_Exercise directions_: Gather the lines below that include the string "como", copying each in full.

_Records provided_:

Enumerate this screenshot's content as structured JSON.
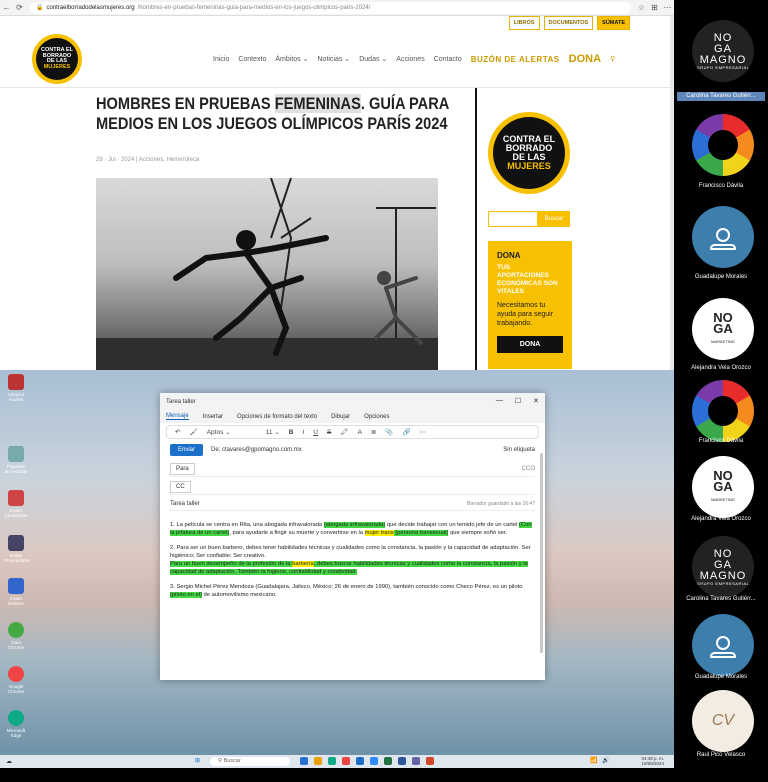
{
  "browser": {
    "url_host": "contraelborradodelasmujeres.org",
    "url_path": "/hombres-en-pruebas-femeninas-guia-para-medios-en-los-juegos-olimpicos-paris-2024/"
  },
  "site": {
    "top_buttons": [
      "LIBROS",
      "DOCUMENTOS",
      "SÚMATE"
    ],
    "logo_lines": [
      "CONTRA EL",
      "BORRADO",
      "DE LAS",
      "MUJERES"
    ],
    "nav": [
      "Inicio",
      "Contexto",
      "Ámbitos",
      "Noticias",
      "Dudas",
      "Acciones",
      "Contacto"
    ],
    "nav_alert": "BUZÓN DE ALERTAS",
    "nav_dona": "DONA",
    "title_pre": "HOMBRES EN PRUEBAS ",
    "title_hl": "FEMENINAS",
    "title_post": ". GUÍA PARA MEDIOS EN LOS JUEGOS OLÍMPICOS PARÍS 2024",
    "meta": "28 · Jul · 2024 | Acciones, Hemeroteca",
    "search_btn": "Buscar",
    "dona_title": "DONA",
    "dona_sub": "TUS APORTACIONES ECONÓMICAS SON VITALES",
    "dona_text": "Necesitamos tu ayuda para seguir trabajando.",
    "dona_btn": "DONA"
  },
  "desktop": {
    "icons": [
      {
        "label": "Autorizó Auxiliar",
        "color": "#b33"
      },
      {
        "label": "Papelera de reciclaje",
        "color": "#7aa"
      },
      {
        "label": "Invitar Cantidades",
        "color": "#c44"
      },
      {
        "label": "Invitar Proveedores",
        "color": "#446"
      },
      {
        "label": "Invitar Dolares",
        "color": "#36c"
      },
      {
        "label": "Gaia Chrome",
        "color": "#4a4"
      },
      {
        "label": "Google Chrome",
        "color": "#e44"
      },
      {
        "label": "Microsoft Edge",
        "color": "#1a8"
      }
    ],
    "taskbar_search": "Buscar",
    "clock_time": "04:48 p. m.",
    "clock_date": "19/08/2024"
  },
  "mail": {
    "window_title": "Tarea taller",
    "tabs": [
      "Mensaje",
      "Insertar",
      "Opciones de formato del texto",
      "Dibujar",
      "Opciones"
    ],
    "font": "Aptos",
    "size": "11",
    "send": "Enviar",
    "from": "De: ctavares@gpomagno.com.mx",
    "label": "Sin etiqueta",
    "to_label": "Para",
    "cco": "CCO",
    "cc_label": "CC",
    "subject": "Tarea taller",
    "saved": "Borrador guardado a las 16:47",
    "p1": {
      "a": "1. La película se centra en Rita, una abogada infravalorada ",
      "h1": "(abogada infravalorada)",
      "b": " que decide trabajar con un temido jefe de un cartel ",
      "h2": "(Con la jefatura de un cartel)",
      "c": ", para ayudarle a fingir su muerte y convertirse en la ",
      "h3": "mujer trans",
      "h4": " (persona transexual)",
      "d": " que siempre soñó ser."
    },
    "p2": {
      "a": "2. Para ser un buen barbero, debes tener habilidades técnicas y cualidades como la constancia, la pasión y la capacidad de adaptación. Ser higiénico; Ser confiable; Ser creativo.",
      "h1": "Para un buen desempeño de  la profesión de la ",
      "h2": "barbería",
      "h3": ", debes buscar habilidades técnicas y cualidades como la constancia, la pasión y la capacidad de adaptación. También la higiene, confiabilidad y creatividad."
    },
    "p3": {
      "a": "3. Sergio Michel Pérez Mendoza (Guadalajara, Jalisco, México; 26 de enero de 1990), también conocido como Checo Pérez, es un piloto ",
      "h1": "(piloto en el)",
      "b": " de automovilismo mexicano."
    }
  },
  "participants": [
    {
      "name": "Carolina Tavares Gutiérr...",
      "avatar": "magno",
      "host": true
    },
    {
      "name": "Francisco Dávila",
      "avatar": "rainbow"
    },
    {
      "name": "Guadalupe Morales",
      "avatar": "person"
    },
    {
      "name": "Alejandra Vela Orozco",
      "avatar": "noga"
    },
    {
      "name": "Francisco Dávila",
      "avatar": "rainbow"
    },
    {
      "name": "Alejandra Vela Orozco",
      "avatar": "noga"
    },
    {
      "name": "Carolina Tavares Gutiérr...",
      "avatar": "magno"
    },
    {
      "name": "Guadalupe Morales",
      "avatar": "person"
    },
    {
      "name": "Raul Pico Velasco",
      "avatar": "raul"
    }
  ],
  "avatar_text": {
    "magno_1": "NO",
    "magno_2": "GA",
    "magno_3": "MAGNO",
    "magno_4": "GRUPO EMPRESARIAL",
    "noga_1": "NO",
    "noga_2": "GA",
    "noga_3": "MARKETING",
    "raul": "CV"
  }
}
* * *
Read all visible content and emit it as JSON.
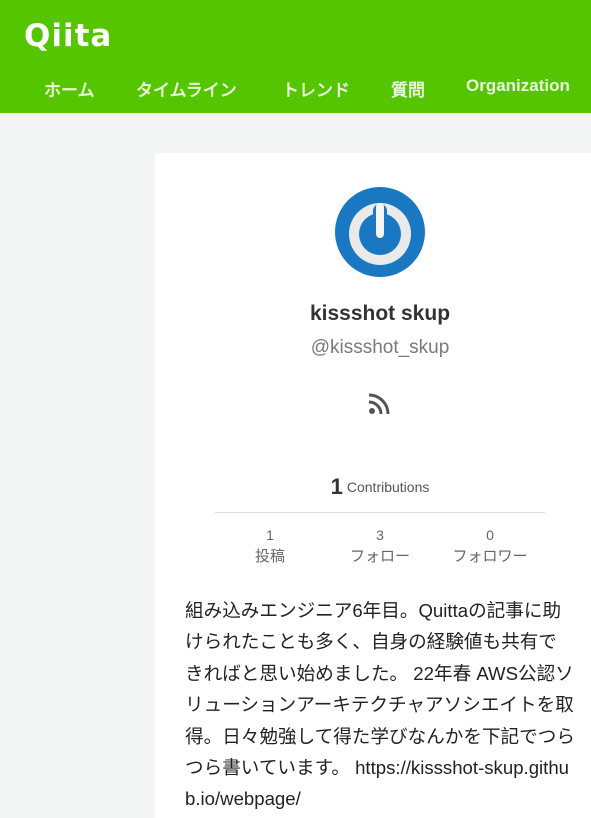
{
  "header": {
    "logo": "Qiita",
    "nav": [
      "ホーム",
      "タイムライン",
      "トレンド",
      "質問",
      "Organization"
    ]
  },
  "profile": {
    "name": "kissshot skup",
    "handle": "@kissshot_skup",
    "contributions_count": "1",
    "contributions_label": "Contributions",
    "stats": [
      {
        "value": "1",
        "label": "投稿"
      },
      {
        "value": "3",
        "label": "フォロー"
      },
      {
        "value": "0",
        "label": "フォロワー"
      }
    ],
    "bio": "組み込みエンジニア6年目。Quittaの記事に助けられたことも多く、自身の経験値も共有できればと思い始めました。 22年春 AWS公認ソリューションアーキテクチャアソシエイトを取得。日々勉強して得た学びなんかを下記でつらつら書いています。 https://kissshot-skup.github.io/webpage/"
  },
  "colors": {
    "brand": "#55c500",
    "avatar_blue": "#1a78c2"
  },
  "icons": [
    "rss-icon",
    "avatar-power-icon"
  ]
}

_Response to this exercise_:
      "a": "2. Para ser un buen barbero, debes tener habilidades técnicas y cualidades como la constancia, la pasión y la capacidad de adaptación. Ser higiénico; Ser confiable; Ser creativo.",
      "h3": ", debes buscar habilidades técnicas y cualidades como la constancia, la pasión y la capacidad de adaptación. También la higiene, confiabilidad y creatividad."
      "a": "3. Sergio Michel Pérez Mendoza (Guadalajara, Jalisco, México; 26 de enero de 1990), también conocido como Checo Pérez, es un piloto ",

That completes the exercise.